● **What needs to be done**
Retype the passage from the forum post below on PostgreSQL function volatility and query plans, beginning at the words "Total runtime: 0.087" and stopping after "be especially significant.)".

● **Text excerpt**
(begin)

1

This question comes as a follow up to and a result of SQL function very slow compared to query without function wrapper. I should note that I don't consider this a duplicate, since that question was asking for a solution to a specific problem. I am asking for more information about the behavior in general here, and demonstrating how it can be reproduced. (To demonstrate the difference, you can see a fairly long comment thread on the accepted answer where we discussed the behavior, and I felt it was getting off topic, especially given the length.)

I have a function. Here's a sample one that exhibits the behavior of interest:

CREATE OR REPLACE FUNCTION test(INT)
  RETURNS TABLE(num INT, letter TEXT)
  VOLATILE
  LANGUAGE SQL
  AS $$
  SELECT *
  FROM (VALUES (1,'a'),(2,'b'),(3,'c'),(4,'d'),(5,'e')) x
  LIMIT $1
  $$;

When I run this EXPLAIN:

EXPLAIN ANALYZE SELECT * FROM test(10);

I get this result in psql (where I've removed a giant "Query Plan" header):

 Function Scan on test  (cost=0.25..10.25 rows=1000 width=36) (actual time=0.125..0.136 rows=5 loops=1)
 Total runtime: 0.179 ms
(2 rows)

Take note of the row estimation. It estimates 1000 rows.

But, if I change the function to STABLE or IMMUTABLE:

CREATE OR REPLACE FUNCTION test(INT)
  RETURNS TABLE(num INT, letter TEXT)
  STABLE
  LANGUAGE SQL
  AS $$
  SELECT *
  FROM (VALUES (1,'a'),(2,'b'),(3,'c'),(4,'d'),(5,'e')) x
  LIMIT $1
  $$;

Then the same EXPLAIN gives me a different plan:

 Limit  (cost=0.00..0.06 rows=5 width=36) (actual time=0.010..0.050 rows=5 loops=1)
   ->  Values Scan on "*VALUES*"  (cost=0.00..0.06 rows=5 width=36) (actual time=0.005..0.018 rows=5 loops=1)
 Total runtime: 0.087 ms
(3 rows)

Now it correctly estimates 5 rows, and it shows a plan for the query contained inside the function. The cost is an order of magnitude higher. The runtime went down as well. (The query is so short, that might not be especially significant.)

In light of the linked question dealing with much more data and having a very significant performance difference, it would seem that the planner is actually doing something different based on whether the function is VOLATILE or STABLE/IMMUTABLE.

What exactly is the planner doing here, and where can I read some documentation on it?

These tests were run in PG 9.3.

(end)

● **Listing**
(begin)

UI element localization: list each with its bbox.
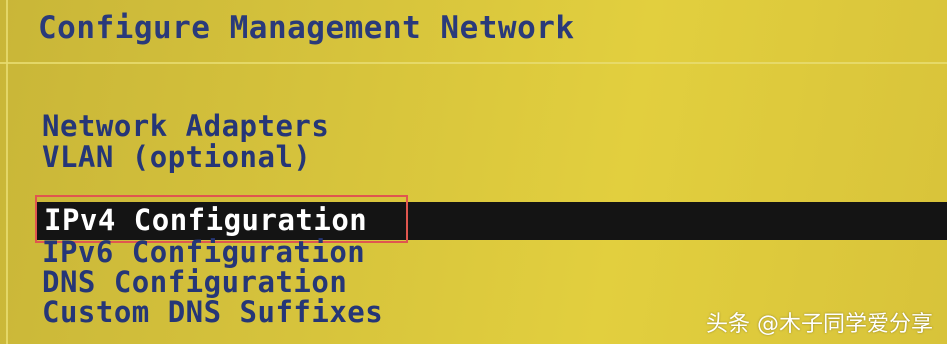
menu-item-ipv4-configuration[interactable]: IPv4 Configuration xyxy=(44,204,367,236)
dcui-screen: Configure Management Network Network Ada… xyxy=(0,0,947,344)
page-title: Configure Management Network xyxy=(38,10,575,46)
top-border-line xyxy=(0,62,947,64)
menu-item-ipv6-configuration[interactable]: IPv6 Configuration xyxy=(42,236,365,268)
left-border-line xyxy=(6,0,8,344)
menu-item-network-adapters[interactable]: Network Adapters xyxy=(42,110,329,142)
menu-item-vlan[interactable]: VLAN (optional) xyxy=(42,141,311,173)
menu-item-custom-dns-suffixes[interactable]: Custom DNS Suffixes xyxy=(42,296,383,328)
menu-item-dns-configuration[interactable]: DNS Configuration xyxy=(42,266,347,298)
watermark-text: 头条 @木子同学爱分享 xyxy=(706,312,933,337)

(end)

● **Written solution**
Total runtime: 0.087 ms
(3 rows)

Now it correctly estimates 5 rows, and it shows a plan for the query contained inside the function. The cost is an order of magnitude higher. The runtime went down as well. (The query is so short, that might not be especially significant.)